» **DATA EXTRACT**

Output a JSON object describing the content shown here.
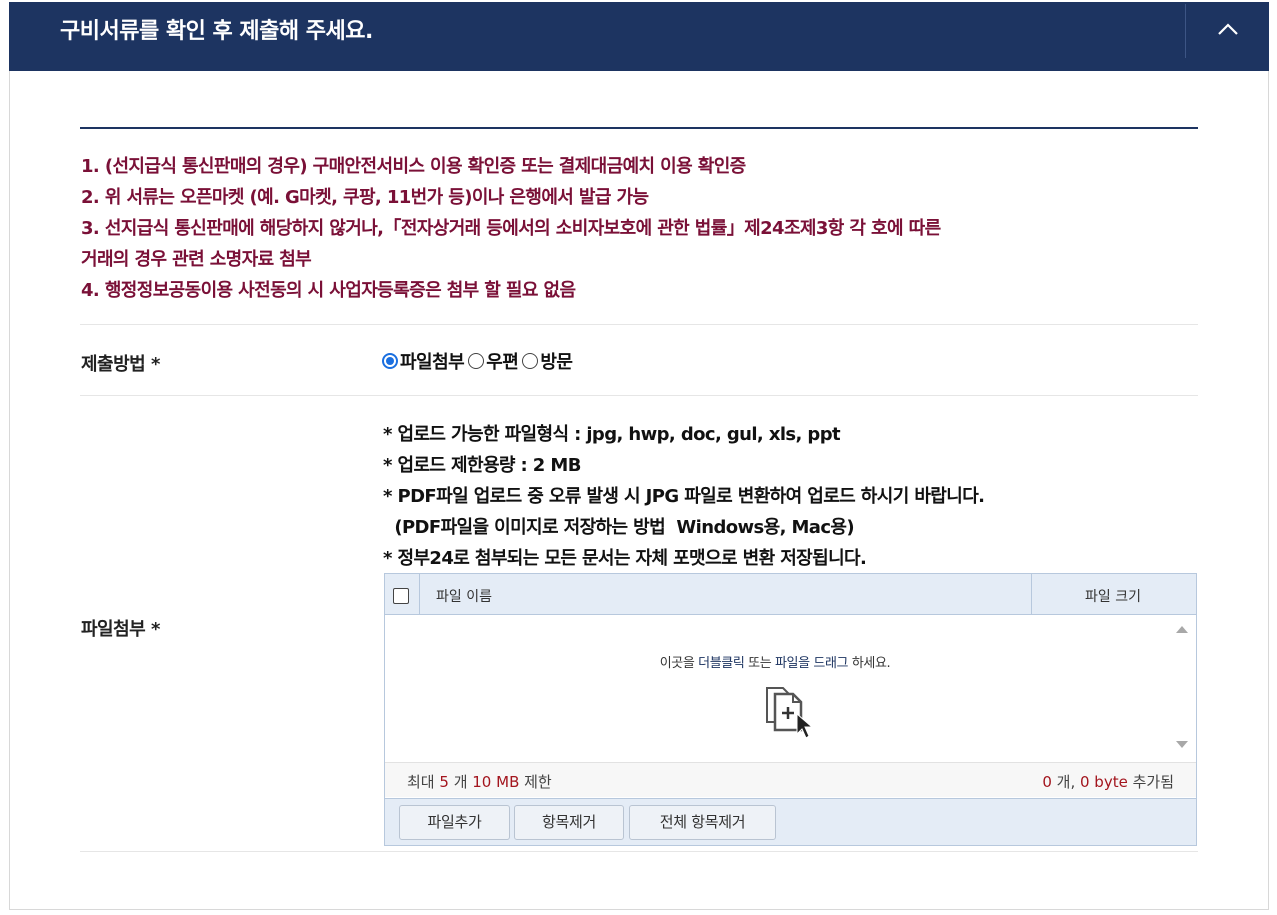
{
  "header": {
    "title": "구비서류를 확인 후 제출해 주세요.",
    "collapse_icon": "chevron-up-icon"
  },
  "notice": {
    "lines": [
      "1. (선지급식 통신판매의 경우) 구매안전서비스 이용 확인증 또는 결제대금예치 이용 확인증",
      "2. 위 서류는 오픈마켓 (예. G마켓, 쿠팡, 11번가 등)이나 은행에서 발급 가능",
      "3. 선지급식 통신판매에 해당하지 않거나,「전자상거래 등에서의 소비자보호에 관한 법률」제24조제3항 각 호에 따른",
      "거래의 경우 관련 소명자료 첨부",
      "4. 행정정보공동이용 사전동의 시 사업자등록증은 첨부 할 필요 없음"
    ],
    "color": "#7a1037"
  },
  "submit_method": {
    "label": "제출방법 *",
    "options": [
      "파일첨부",
      "우편",
      "방문"
    ],
    "selected": "파일첨부"
  },
  "attachment": {
    "label": "파일첨부 *",
    "guide": [
      "* 업로드 가능한 파일형식 : jpg, hwp, doc, gul, xls, ppt",
      "* 업로드 제한용량 : 2 MB",
      "* PDF파일 업로드 중 오류 발생 시 JPG 파일로 변환하여 업로드 하시기 바랍니다.",
      "  (PDF파일을 이미지로 저장하는 방법  Windows용, Mac용)",
      "* 정부24로 첨부되는 모든 문서는 자체 포맷으로 변환 저장됩니다."
    ]
  },
  "uploader": {
    "col_name": "파일 이름",
    "col_size": "파일 크기",
    "drop": {
      "pre": "이곳을 ",
      "link1": "더블클릭",
      "mid": " 또는 ",
      "link2": "파일을 드래그",
      "post": " 하세요."
    },
    "status": {
      "max_prefix": "최대 ",
      "max_count": "5",
      "max_mid": " 개 ",
      "max_size": "10 MB",
      "max_suffix": " 제한",
      "added_count": "0",
      "added_mid": " 개, ",
      "added_bytes": "0 byte",
      "added_suffix": " 추가됨"
    },
    "buttons": {
      "add": "파일추가",
      "remove": "항목제거",
      "remove_all": "전체 항목제거"
    }
  },
  "colors": {
    "header_bg": "#1d3461",
    "accent_red": "#a3151e",
    "radio_blue": "#1a6fe0"
  }
}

» **PROBLEM TO SOLVE**
Among the lines of the data, identify those with the word "선지급식". Copy each of them.

» **TASK SOLUTION**
      "1. (선지급식 통신판매의 경우) 구매안전서비스 이용 확인증 또는 결제대금예치 이용 확인증",
      "3. 선지급식 통신판매에 해당하지 않거나,「전자상거래 등에서의 소비자보호에 관한 법률」제24조제3항 각 호에 따른",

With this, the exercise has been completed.